** TASK TO CARRY OUT **
Pictures aside, repeat every entry exactly.

** SOURCE RECORDS **

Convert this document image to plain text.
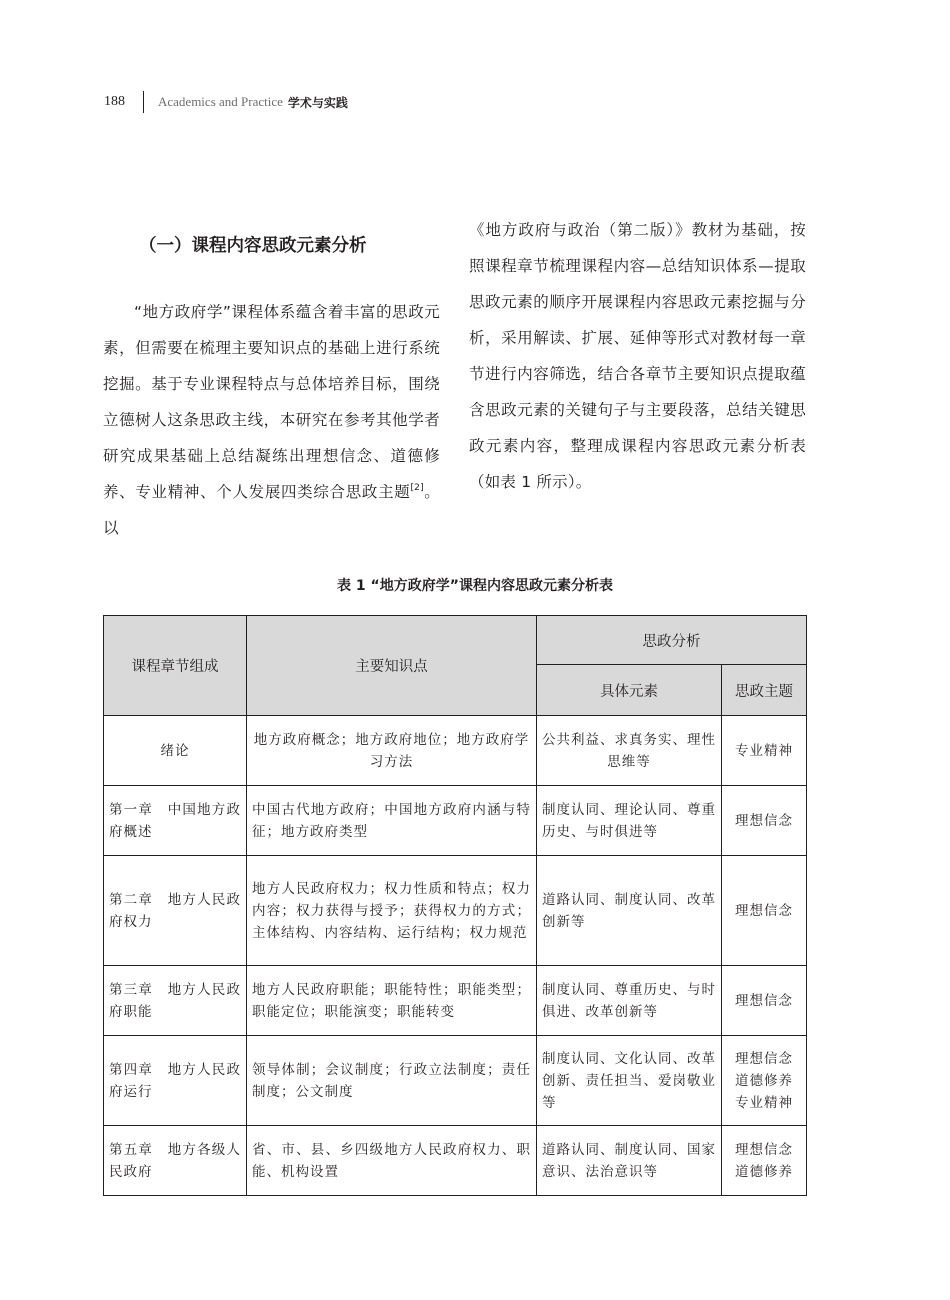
188	Academics and Practice 学术与实践
（一）课程内容思政元素分析
“地方政府学”课程体系蕴含着丰富的思政元素，但需要在梳理主要知识点的基础上进行系统挖掘。基于专业课程特点与总体培养目标，围绕立德树人这条思政主线，本研究在参考其他学者研究成果基础上总结凝练出理想信念、道德修养、专业精神、个人发展四类综合思政主题[2]。以
《地方政府与政治（第二版）》教材为基础，按照课程章节梳理课程内容—总结知识体系—提取思政元素的顺序开展课程内容思政元素挖掘与分析，采用解读、扩展、延伸等形式对教材每一章节进行内容筛选，结合各章节主要知识点提取蕴含思政元素的关键句子与主要段落，总结关键思政元素内容，整理成课程内容思政元素分析表（如表 1 所示）。
表 1 “地方政府学”课程内容思政元素分析表
课程章节组成	主要知识点	思政分析	
		具体元素	思政主题
绪论	地方政府概念；地方政府地位；地方政府学习方法	公共利益、求真务实、理性思维等	专业精神
第一章　中国地方政府概述	中国古代地方政府；中国地方政府内涵与特征；地方政府类型	制度认同、理论认同、尊重历史、与时俱进等	理想信念
第二章　地方人民政府权力	地方人民政府权力；权力性质和特点；权力内容；权力获得与授予；获得权力的方式；主体结构、内容结构、运行结构；权力规范	道路认同、制度认同、改革创新等	理想信念
第三章　地方人民政府职能	地方人民政府职能；职能特性；职能类型；职能定位；职能演变；职能转变	制度认同、尊重历史、与时俱进、改革创新等	理想信念
第四章　地方人民政府运行	领导体制；会议制度；行政立法制度；责任制度；公文制度	制度认同、文化认同、改革创新、责任担当、爱岗敬业等	理想信念
道德修养
专业精神
第五章　地方各级人民政府	省、市、县、乡四级地方人民政府权力、职能、机构设置	道路认同、制度认同、国家意识、法治意识等	理想信念
道德修养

** EXERCISE SOLUTION **
Convert this document image to plain text.
188	Academics and Practice 学术与实践
（一）课程内容思政元素分析
“地方政府学”课程体系蕴含着丰富的思政元素，但需要在梳理主要知识点的基础上进行系统挖掘。基于专业课程特点与总体培养目标，围绕立德树人这条思政主线，本研究在参考其他学者研究成果基础上总结凝练出理想信念、道德修养、专业精神、个人发展四类综合思政主题[2]。以
《地方政府与政治（第二版）》教材为基础，按照课程章节梳理课程内容—总结知识体系—提取思政元素的顺序开展课程内容思政元素挖掘与分析，采用解读、扩展、延伸等形式对教材每一章节进行内容筛选，结合各章节主要知识点提取蕴含思政元素的关键句子与主要段落，总结关键思政元素内容，整理成课程内容思政元素分析表（如表 1 所示）。
表 1 “地方政府学”课程内容思政元素分析表
课程章节组成	主要知识点	思政分析	
		具体元素	思政主题
绪论	地方政府概念；地方政府地位；地方政府学习方法	公共利益、求真务实、理性思维等	专业精神
第一章　中国地方政府概述	中国古代地方政府；中国地方政府内涵与特征；地方政府类型	制度认同、理论认同、尊重历史、与时俱进等	理想信念
第二章　地方人民政府权力	地方人民政府权力；权力性质和特点；权力内容；权力获得与授予；获得权力的方式；主体结构、内容结构、运行结构；权力规范	道路认同、制度认同、改革创新等	理想信念
第三章　地方人民政府职能	地方人民政府职能；职能特性；职能类型；职能定位；职能演变；职能转变	制度认同、尊重历史、与时俱进、改革创新等	理想信念
第四章　地方人民政府运行	领导体制；会议制度；行政立法制度；责任制度；公文制度	制度认同、文化认同、改革创新、责任担当、爱岗敬业等	理想信念
道德修养
专业精神
第五章　地方各级人民政府	省、市、县、乡四级地方人民政府权力、职能、机构设置	道路认同、制度认同、国家意识、法治意识等	理想信念
道德修养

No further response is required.